• _Requirements_
Write out each line word for word. Drop pictures.
BEGIN Dataset records
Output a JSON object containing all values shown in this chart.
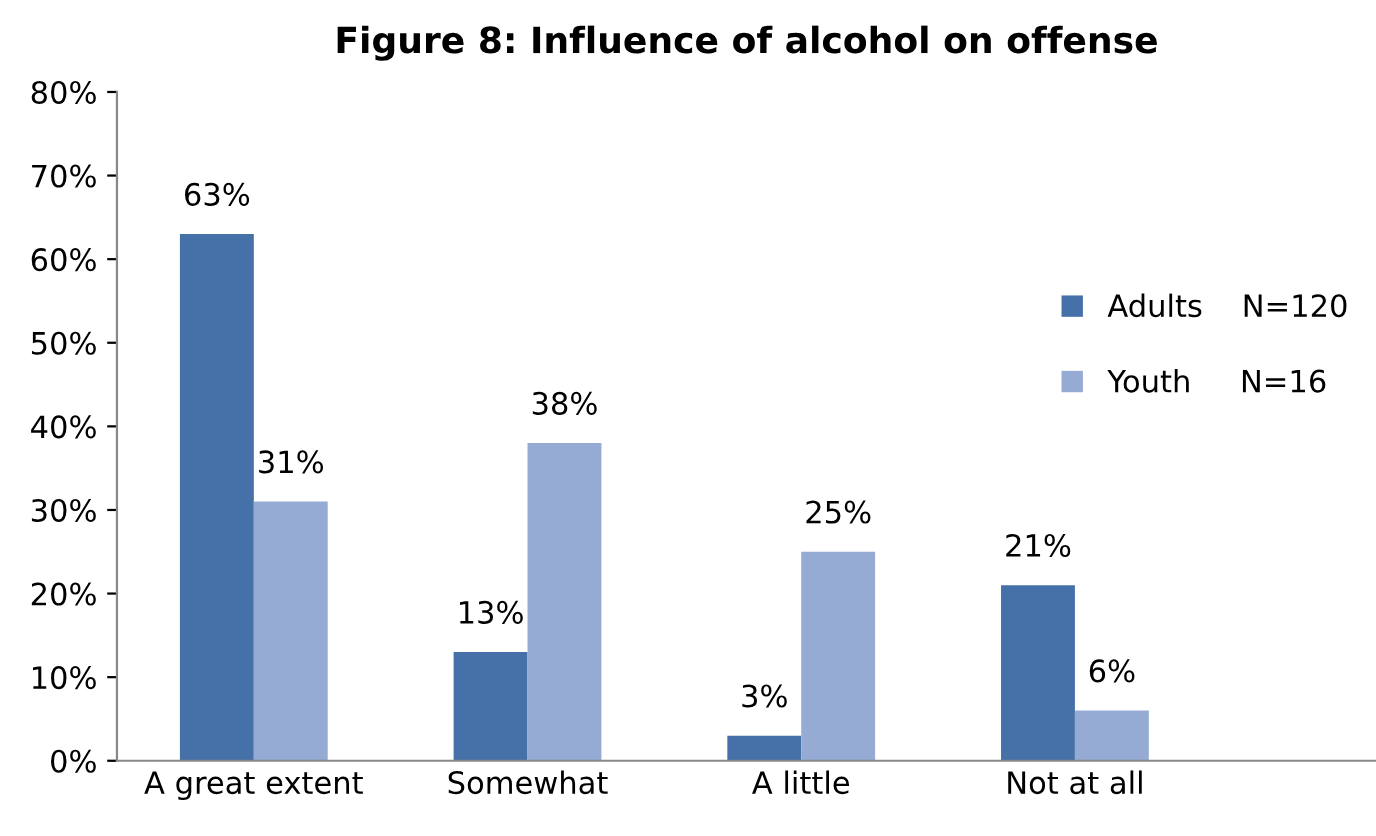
{
  "chart_data": {
    "type": "bar",
    "title": "Figure 8: Influence of alcohol on offense",
    "categories": [
      "A great extent",
      "Somewhat",
      "A little",
      "Not at all"
    ],
    "series": [
      {
        "name": "Adults    N=120",
        "color": "#4670a8",
        "values": [
          63,
          13,
          3,
          21
        ],
        "value_labels": [
          "63%",
          "13%",
          "3%",
          "21%"
        ]
      },
      {
        "name": "Youth     N=16",
        "color": "#95abd4",
        "values": [
          31,
          38,
          25,
          6
        ],
        "value_labels": [
          "31%",
          "38%",
          "25%",
          "6%"
        ]
      }
    ],
    "ylim": [
      0,
      80
    ],
    "yticks": [
      {
        "value": 0,
        "label": "0%"
      },
      {
        "value": 10,
        "label": "10%"
      },
      {
        "value": 20,
        "label": "20%"
      },
      {
        "value": 30,
        "label": "30%"
      },
      {
        "value": 40,
        "label": "40%"
      },
      {
        "value": 50,
        "label": "50%"
      },
      {
        "value": 60,
        "label": "60%"
      },
      {
        "value": 70,
        "label": "70%"
      },
      {
        "value": 80,
        "label": "80%"
      }
    ],
    "grid": false,
    "legend": "right"
  }
}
END Dataset records
• _Response_
Output a JSON object containing all values shown in this chart.
{
  "chart_data": {
    "type": "bar",
    "title": "Figure 8: Influence of alcohol on offense",
    "categories": [
      "A great extent",
      "Somewhat",
      "A little",
      "Not at all"
    ],
    "series": [
      {
        "name": "Adults    N=120",
        "color": "#4670a8",
        "values": [
          63,
          13,
          3,
          21
        ],
        "value_labels": [
          "63%",
          "13%",
          "3%",
          "21%"
        ]
      },
      {
        "name": "Youth     N=16",
        "color": "#95abd4",
        "values": [
          31,
          38,
          25,
          6
        ],
        "value_labels": [
          "31%",
          "38%",
          "25%",
          "6%"
        ]
      }
    ],
    "ylim": [
      0,
      80
    ],
    "yticks": [
      {
        "value": 0,
        "label": "0%"
      },
      {
        "value": 10,
        "label": "10%"
      },
      {
        "value": 20,
        "label": "20%"
      },
      {
        "value": 30,
        "label": "30%"
      },
      {
        "value": 40,
        "label": "40%"
      },
      {
        "value": 50,
        "label": "50%"
      },
      {
        "value": 60,
        "label": "60%"
      },
      {
        "value": 70,
        "label": "70%"
      },
      {
        "value": 80,
        "label": "80%"
      }
    ],
    "grid": false,
    "legend": "right"
  }
}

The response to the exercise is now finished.